Exercise data =
__________________________________________________

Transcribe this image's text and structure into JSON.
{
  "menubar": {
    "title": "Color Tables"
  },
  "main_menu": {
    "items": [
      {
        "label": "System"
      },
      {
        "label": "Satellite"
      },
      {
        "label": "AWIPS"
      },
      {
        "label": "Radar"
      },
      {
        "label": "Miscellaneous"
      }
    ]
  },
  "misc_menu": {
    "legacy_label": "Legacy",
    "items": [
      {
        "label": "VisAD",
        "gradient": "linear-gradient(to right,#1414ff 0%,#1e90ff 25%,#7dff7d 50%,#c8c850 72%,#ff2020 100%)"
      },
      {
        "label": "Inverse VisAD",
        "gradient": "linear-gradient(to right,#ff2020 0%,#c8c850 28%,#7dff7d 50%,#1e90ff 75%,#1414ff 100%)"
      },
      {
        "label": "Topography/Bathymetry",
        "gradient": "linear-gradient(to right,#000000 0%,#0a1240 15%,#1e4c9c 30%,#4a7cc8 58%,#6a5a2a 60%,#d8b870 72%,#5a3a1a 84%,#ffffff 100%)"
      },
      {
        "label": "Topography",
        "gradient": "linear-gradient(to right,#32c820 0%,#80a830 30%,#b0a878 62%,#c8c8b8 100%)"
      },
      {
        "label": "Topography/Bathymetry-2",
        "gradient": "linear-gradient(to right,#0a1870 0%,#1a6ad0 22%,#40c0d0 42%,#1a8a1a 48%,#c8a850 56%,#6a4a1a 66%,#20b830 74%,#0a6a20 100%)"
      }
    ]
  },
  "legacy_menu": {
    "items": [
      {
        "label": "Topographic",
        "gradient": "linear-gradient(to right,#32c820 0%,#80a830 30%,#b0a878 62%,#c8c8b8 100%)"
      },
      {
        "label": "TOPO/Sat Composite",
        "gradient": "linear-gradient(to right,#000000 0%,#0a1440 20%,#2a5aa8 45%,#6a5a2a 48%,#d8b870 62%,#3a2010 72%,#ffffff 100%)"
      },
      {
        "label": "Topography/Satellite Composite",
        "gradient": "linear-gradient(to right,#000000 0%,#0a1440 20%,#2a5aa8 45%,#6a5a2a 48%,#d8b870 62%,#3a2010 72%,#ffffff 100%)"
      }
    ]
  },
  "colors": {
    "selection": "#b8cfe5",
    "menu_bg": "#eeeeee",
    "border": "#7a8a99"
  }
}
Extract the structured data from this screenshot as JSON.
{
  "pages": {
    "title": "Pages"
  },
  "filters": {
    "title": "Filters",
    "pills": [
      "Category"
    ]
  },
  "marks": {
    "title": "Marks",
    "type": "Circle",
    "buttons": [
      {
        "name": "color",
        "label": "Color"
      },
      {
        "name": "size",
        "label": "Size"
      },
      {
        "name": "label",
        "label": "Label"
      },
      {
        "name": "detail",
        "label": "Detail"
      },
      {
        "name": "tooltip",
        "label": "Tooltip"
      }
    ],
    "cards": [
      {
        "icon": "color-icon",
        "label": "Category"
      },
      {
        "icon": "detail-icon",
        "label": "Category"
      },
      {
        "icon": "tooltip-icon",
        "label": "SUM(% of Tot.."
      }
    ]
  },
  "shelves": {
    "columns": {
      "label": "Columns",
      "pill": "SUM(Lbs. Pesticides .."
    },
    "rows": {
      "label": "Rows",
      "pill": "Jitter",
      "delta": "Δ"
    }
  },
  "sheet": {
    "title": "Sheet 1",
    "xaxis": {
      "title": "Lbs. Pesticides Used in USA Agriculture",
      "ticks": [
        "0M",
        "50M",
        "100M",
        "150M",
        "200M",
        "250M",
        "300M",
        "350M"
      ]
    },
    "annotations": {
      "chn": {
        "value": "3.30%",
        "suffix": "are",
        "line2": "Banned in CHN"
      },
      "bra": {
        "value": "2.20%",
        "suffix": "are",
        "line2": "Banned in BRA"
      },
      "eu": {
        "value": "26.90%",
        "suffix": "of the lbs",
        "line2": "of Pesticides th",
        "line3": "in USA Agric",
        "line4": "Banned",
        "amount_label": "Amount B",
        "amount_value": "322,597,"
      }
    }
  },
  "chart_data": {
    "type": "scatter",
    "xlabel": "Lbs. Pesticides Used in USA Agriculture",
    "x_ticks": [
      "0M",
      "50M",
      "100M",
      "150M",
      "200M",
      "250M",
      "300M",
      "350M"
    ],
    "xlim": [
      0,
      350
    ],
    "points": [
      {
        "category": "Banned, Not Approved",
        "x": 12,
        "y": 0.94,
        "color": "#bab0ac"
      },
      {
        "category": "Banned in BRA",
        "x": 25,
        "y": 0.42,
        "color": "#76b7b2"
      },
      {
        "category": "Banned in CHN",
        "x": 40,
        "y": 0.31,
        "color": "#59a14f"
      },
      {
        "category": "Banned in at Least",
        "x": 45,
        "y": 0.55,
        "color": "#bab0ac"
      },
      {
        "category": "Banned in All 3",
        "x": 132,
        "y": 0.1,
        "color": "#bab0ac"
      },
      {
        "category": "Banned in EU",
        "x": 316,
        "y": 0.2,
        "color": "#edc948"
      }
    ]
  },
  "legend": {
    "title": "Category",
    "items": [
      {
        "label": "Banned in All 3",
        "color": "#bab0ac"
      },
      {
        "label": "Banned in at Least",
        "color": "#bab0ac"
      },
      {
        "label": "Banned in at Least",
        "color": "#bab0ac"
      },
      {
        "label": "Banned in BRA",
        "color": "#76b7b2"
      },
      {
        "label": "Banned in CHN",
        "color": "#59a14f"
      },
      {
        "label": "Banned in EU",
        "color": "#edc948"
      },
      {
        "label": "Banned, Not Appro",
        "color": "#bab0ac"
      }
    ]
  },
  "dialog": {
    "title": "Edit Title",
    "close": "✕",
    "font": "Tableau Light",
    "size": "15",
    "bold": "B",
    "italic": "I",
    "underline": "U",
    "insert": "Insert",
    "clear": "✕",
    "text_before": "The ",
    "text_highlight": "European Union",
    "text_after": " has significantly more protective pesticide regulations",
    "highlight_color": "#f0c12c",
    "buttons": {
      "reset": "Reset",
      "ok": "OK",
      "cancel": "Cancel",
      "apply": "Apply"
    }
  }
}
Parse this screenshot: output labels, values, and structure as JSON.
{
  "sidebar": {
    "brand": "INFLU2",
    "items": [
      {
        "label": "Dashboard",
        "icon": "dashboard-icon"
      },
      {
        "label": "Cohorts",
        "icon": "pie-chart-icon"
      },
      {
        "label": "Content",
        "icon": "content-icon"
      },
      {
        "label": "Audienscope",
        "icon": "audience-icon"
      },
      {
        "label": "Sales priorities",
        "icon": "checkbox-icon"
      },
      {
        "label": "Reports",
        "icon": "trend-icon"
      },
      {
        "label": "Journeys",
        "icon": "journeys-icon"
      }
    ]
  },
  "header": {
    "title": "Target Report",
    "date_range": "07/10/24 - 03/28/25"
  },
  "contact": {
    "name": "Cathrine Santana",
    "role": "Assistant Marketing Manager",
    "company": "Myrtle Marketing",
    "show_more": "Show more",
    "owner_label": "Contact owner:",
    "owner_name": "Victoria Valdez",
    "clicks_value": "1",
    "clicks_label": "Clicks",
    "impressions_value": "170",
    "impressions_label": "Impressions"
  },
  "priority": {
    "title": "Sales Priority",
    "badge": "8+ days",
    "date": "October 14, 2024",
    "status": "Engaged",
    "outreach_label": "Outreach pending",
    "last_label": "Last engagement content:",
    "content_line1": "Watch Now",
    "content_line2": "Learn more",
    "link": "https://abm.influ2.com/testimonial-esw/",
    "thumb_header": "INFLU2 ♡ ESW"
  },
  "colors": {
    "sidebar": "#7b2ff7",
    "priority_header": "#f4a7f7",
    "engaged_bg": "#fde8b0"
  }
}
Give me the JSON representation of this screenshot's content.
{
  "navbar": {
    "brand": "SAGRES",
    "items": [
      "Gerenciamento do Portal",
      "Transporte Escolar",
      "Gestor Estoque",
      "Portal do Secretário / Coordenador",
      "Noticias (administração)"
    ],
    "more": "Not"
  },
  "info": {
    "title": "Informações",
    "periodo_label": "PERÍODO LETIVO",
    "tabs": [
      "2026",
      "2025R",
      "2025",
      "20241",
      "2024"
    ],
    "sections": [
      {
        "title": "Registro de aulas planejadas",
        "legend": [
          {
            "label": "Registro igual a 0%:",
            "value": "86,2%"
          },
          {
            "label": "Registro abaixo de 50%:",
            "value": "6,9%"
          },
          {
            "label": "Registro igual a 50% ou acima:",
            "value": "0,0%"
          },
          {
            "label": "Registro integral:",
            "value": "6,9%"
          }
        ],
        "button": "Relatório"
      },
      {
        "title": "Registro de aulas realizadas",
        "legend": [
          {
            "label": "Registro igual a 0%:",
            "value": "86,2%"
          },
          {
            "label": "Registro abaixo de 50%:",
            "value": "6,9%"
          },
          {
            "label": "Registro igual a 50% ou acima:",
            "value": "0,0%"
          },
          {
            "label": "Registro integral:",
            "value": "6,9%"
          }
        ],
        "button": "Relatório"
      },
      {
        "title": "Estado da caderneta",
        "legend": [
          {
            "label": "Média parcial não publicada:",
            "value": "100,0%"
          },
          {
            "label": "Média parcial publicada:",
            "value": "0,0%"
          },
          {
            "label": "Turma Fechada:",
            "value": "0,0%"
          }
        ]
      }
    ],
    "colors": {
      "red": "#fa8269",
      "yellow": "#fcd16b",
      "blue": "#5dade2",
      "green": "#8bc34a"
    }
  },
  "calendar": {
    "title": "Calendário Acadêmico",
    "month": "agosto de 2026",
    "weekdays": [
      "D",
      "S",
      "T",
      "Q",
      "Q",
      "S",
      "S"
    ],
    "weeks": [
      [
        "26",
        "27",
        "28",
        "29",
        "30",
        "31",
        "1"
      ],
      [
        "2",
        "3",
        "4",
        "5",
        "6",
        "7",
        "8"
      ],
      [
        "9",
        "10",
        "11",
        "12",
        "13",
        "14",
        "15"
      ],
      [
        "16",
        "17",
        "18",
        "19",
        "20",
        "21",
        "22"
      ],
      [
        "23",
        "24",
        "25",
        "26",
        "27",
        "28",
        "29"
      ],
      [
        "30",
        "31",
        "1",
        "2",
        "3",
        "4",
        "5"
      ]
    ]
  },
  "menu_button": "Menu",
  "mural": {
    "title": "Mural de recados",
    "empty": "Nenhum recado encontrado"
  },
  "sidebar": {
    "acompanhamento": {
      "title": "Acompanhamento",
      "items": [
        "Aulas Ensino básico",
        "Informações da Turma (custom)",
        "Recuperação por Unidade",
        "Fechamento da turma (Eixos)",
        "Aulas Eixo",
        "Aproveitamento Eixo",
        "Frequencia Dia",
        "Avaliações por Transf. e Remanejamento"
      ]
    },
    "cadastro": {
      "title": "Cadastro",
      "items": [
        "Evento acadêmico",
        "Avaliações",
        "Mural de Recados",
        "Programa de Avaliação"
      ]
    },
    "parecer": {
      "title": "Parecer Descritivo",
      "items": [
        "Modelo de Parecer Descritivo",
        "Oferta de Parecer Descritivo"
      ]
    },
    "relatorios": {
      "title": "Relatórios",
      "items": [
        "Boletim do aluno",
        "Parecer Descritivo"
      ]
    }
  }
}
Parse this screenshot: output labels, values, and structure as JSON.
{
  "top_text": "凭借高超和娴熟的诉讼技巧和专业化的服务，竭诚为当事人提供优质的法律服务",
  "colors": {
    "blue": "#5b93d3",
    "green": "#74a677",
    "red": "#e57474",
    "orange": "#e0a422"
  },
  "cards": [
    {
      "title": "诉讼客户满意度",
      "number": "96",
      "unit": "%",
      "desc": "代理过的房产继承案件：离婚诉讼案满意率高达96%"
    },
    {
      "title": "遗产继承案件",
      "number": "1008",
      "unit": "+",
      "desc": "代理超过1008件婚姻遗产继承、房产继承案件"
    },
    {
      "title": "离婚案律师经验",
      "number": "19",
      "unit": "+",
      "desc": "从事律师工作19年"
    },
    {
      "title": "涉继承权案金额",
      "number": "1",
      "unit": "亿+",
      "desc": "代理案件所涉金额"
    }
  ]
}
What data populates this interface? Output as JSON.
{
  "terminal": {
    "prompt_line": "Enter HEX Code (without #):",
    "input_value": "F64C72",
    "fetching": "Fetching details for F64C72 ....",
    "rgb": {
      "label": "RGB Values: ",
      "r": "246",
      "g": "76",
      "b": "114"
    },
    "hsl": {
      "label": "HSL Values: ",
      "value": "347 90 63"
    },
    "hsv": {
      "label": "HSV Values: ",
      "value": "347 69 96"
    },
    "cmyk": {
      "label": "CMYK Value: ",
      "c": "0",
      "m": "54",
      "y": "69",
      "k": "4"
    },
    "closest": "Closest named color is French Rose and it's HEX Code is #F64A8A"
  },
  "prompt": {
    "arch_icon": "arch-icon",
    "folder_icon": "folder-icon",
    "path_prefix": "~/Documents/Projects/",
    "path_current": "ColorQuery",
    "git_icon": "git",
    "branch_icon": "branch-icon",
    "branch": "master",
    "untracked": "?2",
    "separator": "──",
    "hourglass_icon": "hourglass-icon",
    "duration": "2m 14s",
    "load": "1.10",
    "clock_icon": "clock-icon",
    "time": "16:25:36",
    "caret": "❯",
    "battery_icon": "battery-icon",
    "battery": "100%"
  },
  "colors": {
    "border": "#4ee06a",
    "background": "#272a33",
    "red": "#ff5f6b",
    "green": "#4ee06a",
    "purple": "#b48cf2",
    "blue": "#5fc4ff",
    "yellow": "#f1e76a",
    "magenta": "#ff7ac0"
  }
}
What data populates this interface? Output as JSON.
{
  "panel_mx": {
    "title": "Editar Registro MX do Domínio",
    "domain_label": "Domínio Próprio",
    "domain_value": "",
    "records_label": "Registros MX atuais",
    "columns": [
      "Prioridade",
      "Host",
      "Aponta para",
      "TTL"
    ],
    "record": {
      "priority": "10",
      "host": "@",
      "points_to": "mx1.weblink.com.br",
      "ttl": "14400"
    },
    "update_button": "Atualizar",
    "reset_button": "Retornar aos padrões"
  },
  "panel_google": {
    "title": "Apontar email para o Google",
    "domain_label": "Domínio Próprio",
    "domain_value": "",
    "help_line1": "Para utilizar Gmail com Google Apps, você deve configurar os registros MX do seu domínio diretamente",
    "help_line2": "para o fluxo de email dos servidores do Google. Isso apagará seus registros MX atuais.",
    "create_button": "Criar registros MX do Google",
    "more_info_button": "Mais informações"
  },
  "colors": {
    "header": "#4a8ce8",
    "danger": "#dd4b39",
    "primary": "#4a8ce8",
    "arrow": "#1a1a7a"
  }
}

__________________________________________________

Work to complete = Give the count of lines in the data shown above that contain "Bathymetry", and nothing else.

Answer to the task = 2